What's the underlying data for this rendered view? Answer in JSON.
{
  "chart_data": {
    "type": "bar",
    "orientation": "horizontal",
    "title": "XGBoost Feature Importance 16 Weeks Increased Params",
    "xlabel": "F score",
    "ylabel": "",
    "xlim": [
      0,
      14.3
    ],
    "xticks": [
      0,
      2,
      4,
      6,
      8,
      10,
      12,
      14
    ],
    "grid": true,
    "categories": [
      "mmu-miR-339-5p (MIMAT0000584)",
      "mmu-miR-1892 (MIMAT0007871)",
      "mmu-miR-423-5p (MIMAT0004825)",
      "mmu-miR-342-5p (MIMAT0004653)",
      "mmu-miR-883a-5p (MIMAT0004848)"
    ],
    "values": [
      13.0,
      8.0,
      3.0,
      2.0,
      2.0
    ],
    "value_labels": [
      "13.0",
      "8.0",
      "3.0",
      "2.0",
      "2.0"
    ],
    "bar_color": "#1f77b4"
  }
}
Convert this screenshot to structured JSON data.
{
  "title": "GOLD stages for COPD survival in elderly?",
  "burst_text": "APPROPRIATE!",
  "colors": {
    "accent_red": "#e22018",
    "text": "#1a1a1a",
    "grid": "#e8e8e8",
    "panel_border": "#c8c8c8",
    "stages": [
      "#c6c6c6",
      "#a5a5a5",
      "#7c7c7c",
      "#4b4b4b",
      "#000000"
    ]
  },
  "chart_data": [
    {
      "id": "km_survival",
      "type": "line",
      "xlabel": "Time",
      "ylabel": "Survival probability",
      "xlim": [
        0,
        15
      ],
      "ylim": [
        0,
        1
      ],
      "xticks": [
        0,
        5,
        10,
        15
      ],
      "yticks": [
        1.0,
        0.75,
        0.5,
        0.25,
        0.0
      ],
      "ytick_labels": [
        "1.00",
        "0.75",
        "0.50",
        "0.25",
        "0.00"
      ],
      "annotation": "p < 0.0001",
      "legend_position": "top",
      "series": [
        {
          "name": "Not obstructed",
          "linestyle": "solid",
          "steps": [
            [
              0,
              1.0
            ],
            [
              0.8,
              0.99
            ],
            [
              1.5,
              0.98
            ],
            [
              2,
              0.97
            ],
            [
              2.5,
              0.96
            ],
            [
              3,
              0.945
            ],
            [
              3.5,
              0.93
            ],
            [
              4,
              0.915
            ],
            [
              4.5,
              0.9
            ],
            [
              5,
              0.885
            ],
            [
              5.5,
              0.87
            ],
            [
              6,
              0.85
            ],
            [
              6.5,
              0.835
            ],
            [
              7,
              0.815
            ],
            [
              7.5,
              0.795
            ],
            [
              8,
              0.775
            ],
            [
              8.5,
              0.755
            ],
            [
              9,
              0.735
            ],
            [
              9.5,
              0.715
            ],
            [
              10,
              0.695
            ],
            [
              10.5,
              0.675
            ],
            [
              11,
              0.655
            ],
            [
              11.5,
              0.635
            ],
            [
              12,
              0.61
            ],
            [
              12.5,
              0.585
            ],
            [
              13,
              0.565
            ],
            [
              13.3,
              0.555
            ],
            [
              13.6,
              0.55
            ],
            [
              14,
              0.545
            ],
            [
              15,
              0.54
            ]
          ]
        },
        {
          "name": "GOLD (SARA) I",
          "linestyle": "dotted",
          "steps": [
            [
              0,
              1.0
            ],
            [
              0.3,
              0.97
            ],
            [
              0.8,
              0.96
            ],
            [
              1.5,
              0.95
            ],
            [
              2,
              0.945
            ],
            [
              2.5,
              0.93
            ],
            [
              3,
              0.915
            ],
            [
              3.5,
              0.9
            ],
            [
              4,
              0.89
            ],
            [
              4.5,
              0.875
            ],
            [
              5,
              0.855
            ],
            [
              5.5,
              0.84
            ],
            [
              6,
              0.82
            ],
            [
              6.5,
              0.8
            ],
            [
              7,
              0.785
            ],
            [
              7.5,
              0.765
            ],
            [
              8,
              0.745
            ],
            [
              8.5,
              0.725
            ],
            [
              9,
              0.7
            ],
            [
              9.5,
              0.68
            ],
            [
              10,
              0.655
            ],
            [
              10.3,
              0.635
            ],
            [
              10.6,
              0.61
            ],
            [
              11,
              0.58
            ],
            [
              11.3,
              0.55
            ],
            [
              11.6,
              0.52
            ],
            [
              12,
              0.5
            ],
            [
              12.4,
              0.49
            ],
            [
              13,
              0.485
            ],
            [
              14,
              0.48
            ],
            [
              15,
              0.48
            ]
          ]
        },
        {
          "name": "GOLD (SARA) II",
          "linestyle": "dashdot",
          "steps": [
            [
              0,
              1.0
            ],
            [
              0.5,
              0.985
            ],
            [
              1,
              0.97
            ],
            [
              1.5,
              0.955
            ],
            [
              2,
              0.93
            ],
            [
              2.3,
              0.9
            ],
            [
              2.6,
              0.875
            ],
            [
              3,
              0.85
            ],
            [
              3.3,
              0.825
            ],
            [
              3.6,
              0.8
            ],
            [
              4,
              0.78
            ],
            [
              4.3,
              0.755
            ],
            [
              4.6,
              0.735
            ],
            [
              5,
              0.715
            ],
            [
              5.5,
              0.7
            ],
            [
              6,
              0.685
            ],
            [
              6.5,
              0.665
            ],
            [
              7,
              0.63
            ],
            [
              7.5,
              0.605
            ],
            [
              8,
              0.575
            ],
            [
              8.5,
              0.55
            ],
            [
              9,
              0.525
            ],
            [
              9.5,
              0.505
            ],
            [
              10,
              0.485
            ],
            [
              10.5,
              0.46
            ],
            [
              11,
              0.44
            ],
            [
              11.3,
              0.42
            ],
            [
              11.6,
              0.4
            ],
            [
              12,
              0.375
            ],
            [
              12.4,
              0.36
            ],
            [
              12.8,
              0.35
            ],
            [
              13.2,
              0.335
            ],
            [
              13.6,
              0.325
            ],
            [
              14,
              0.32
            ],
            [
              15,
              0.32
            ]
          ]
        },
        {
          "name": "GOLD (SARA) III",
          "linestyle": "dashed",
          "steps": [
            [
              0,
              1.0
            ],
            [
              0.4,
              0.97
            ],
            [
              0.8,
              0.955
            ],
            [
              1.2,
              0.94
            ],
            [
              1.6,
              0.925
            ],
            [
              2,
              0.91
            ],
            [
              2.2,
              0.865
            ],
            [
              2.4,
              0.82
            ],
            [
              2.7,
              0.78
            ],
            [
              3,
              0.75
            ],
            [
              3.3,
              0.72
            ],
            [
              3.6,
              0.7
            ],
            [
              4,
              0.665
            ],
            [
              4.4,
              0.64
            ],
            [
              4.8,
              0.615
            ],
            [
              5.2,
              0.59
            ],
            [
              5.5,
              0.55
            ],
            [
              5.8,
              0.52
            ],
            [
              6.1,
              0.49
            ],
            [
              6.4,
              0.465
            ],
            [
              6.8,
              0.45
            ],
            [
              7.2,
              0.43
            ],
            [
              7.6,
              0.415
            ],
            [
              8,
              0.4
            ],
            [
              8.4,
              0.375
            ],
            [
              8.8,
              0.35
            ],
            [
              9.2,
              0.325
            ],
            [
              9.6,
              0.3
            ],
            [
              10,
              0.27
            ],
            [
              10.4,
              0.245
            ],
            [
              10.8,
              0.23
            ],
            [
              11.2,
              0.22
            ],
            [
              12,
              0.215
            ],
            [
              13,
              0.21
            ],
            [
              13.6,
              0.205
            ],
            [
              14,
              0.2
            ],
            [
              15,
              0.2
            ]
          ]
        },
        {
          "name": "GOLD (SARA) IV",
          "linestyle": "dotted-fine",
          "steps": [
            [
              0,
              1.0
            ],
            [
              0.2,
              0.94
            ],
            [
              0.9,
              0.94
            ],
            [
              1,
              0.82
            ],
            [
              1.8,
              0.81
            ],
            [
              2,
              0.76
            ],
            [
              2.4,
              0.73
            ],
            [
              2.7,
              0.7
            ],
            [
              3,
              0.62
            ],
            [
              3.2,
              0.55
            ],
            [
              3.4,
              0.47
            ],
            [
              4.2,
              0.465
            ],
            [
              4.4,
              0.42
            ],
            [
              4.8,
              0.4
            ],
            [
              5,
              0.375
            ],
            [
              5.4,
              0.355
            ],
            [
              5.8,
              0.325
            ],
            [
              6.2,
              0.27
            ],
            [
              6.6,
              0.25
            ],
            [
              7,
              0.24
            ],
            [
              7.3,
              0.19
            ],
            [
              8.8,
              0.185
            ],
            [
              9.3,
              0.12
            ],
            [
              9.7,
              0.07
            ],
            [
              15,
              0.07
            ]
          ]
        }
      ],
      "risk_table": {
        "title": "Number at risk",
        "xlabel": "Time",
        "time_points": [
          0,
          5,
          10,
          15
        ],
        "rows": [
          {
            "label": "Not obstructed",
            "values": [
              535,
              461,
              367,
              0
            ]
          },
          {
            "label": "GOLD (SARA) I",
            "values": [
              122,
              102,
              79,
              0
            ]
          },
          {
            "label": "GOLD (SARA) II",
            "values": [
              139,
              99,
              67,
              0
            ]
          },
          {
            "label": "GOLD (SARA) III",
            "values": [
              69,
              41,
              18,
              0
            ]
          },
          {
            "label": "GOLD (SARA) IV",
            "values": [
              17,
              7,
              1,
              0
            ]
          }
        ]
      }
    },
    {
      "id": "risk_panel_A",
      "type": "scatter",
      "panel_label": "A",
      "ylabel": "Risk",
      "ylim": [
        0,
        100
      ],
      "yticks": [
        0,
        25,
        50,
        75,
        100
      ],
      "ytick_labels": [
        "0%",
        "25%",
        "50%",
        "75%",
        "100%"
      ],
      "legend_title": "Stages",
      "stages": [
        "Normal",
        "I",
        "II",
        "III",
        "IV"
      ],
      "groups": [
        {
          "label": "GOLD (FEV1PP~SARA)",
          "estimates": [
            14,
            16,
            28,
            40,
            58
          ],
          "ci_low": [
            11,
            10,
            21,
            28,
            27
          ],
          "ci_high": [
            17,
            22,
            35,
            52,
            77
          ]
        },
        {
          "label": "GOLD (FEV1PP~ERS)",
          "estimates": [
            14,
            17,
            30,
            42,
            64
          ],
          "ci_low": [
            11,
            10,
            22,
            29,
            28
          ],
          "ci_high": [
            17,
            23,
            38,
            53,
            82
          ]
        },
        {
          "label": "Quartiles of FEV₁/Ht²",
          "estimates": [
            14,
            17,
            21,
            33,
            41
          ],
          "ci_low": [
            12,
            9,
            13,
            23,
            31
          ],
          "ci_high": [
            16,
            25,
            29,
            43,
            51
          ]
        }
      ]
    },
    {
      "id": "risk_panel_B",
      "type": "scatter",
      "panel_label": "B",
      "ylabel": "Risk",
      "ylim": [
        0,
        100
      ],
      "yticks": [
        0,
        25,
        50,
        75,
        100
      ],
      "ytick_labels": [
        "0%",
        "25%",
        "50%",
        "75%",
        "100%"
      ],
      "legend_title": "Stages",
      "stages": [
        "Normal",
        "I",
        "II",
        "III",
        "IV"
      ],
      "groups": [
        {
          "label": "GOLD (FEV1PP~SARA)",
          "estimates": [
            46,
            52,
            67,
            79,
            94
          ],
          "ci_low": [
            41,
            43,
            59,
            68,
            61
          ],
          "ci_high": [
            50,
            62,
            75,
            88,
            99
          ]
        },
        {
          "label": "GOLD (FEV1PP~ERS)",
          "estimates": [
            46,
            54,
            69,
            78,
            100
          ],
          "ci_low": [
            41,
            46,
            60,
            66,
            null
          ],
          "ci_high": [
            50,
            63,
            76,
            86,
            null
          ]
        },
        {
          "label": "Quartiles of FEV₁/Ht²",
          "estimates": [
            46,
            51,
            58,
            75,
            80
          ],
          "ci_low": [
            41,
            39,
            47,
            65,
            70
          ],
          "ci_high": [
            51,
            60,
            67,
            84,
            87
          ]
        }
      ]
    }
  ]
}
--------------------
_GOAL_
Which lines in the records above contain the string "xlabel"? Copy each one.

_SOLUTION FOR THIS PROBLEM_
    "xlabel": "F score",
      "xlabel": "Time",
        "xlabel": "Time",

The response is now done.